(Saved data entries)
··········

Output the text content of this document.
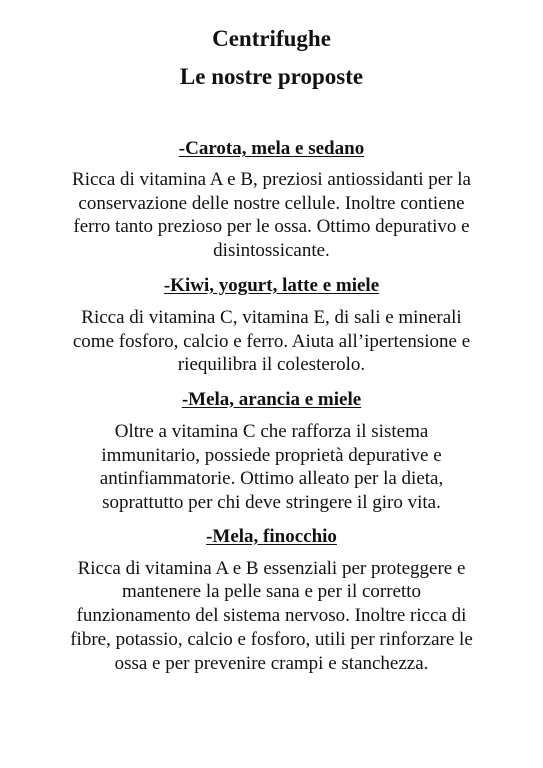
Centrifughe
Le nostre proposte
-Carota, mela e sedano
Ricca di vitamina A e B, preziosi antiossidanti per la
conservazione delle nostre cellule. Inoltre contiene
ferro tanto prezioso per le ossa. Ottimo depurativo e
disintossicante.
-Kiwi, yogurt, latte e miele
Ricca di vitamina C, vitamina E, di sali e minerali
come fosforo, calcio e ferro. Aiuta all’ipertensione e
riequilibra il colesterolo.
-Mela, arancia e miele
Oltre a vitamina C che rafforza il sistema
immunitario, possiede proprietà depurative e
antinfiammatorie. Ottimo alleato per la dieta,
soprattutto per chi deve stringere il giro vita.
-Mela, finocchio
Ricca di vitamina A e B essenziali per proteggere e
mantenere la pelle sana e per il corretto
funzionamento del sistema nervoso. Inoltre ricca di
fibre, potassio, calcio e fosforo, utili per rinforzare le
ossa e per prevenire crampi e stanchezza.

··········

Return the listing above unchanged, apart from dropping its pictures.

Written answer:
Output the text content of this document.
Centrifughe
Le nostre proposte
-Carota, mela e sedano
Ricca di vitamina A e B, preziosi antiossidanti per la
conservazione delle nostre cellule. Inoltre contiene
ferro tanto prezioso per le ossa. Ottimo depurativo e
disintossicante.
-Kiwi, yogurt, latte e miele
Ricca di vitamina C, vitamina E, di sali e minerali
come fosforo, calcio e ferro. Aiuta all’ipertensione e
riequilibra il colesterolo.
-Mela, arancia e miele
Oltre a vitamina C che rafforza il sistema
immunitario, possiede proprietà depurative e
antinfiammatorie. Ottimo alleato per la dieta,
soprattutto per chi deve stringere il giro vita.
-Mela, finocchio
Ricca di vitamina A e B essenziali per proteggere e
mantenere la pelle sana e per il corretto
funzionamento del sistema nervoso. Inoltre ricca di
fibre, potassio, calcio e fosforo, utili per rinforzare le
ossa e per prevenire crampi e stanchezza.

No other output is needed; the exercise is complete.